Exercise details — Copy the lines that follow, keeping every character the same.

Provided data —
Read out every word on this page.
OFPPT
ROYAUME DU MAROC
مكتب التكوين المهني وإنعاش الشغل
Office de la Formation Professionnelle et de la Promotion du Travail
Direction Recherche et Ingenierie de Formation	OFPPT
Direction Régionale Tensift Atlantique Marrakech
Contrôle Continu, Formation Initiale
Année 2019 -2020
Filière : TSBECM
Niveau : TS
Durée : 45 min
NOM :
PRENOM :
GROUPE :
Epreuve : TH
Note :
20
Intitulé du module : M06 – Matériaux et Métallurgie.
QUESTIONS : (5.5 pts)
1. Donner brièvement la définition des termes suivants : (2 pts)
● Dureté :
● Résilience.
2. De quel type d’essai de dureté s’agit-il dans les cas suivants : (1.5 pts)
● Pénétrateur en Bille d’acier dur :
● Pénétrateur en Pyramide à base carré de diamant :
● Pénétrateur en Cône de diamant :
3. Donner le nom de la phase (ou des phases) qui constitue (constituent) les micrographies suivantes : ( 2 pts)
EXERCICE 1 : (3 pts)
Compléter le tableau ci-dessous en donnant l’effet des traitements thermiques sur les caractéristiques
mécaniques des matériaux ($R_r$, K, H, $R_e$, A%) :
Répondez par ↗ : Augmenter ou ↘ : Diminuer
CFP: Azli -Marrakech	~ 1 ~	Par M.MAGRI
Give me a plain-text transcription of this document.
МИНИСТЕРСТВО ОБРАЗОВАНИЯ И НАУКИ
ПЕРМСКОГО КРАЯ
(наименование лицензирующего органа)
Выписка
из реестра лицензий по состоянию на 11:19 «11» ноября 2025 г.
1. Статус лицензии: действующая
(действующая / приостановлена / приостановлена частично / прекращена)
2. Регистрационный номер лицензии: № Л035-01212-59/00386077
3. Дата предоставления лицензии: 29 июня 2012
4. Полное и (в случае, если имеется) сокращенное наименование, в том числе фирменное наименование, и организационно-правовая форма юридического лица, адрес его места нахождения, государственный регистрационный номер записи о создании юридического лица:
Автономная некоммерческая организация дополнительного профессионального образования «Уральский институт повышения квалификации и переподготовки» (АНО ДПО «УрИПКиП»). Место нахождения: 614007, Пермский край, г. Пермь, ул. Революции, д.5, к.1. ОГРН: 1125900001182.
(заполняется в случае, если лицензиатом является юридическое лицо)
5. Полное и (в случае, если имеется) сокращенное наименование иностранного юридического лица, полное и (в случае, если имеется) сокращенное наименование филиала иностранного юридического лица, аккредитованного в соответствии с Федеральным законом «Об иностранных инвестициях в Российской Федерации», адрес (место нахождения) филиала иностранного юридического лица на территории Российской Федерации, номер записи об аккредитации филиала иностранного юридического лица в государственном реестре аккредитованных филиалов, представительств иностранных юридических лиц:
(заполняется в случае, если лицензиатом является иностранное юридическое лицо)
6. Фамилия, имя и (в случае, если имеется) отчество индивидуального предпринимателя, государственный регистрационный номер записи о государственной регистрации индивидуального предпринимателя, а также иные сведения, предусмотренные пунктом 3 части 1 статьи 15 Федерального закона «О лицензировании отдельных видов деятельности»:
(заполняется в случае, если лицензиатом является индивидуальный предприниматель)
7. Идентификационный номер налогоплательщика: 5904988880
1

In response —
Read out every word on this page.
OFPPT
ROYAUME DU MAROC
مكتب التكوين المهني وإنعاش الشغل
Office de la Formation Professionnelle et de la Promotion du Travail
Direction Recherche et Ingenierie de Formation	OFPPT
Direction Régionale Tensift Atlantique Marrakech
Contrôle Continu, Formation Initiale
Année 2019 -2020
Filière : TSBECM
Niveau : TS
Durée : 45 min
NOM :
PRENOM :
GROUPE :
Epreuve : TH
Note :
20
Intitulé du module : M06 – Matériaux et Métallurgie.
QUESTIONS : (5.5 pts)
1. Donner brièvement la définition des termes suivants : (2 pts)
● Dureté :
● Résilience.
2. De quel type d’essai de dureté s’agit-il dans les cas suivants : (1.5 pts)
● Pénétrateur en Bille d’acier dur :
● Pénétrateur en Pyramide à base carré de diamant :
● Pénétrateur en Cône de diamant :
3. Donner le nom de la phase (ou des phases) qui constitue (constituent) les micrographies suivantes : ( 2 pts)
EXERCICE 1 : (3 pts)
Compléter le tableau ci-dessous en donnant l’effet des traitements thermiques sur les caractéristiques
mécaniques des matériaux ($R_r$, K, H, $R_e$, A%) :
Répondez par ↗ : Augmenter ou ↘ : Diminuer
CFP: Azli -Marrakech	~ 1 ~	Par M.MAGRI
Give me a plain-text transcription of this document.
МИНИСТЕРСТВО ОБРАЗОВАНИЯ И НАУКИ
ПЕРМСКОГО КРАЯ
(наименование лицензирующего органа)
Выписка
из реестра лицензий по состоянию на 11:19 «11» ноября 2025 г.
1. Статус лицензии: действующая
(действующая / приостановлена / приостановлена частично / прекращена)
2. Регистрационный номер лицензии: № Л035-01212-59/00386077
3. Дата предоставления лицензии: 29 июня 2012
4. Полное и (в случае, если имеется) сокращенное наименование, в том числе фирменное наименование, и организационно-правовая форма юридического лица, адрес его места нахождения, государственный регистрационный номер записи о создании юридического лица:
Автономная некоммерческая организация дополнительного профессионального образования «Уральский институт повышения квалификации и переподготовки» (АНО ДПО «УрИПКиП»). Место нахождения: 614007, Пермский край, г. Пермь, ул. Революции, д.5, к.1. ОГРН: 1125900001182.
(заполняется в случае, если лицензиатом является юридическое лицо)
5. Полное и (в случае, если имеется) сокращенное наименование иностранного юридического лица, полное и (в случае, если имеется) сокращенное наименование филиала иностранного юридического лица, аккредитованного в соответствии с Федеральным законом «Об иностранных инвестициях в Российской Федерации», адрес (место нахождения) филиала иностранного юридического лица на территории Российской Федерации, номер записи об аккредитации филиала иностранного юридического лица в государственном реестре аккредитованных филиалов, представительств иностранных юридических лиц:
(заполняется в случае, если лицензиатом является иностранное юридическое лицо)
6. Фамилия, имя и (в случае, если имеется) отчество индивидуального предпринимателя, государственный регистрационный номер записи о государственной регистрации индивидуального предпринимателя, а также иные сведения, предусмотренные пунктом 3 части 1 статьи 15 Федерального закона «О лицензировании отдельных видов деятельности»:
(заполняется в случае, если лицензиатом является индивидуальный предприниматель)
7. Идентификационный номер налогоплательщика: 5904988880
1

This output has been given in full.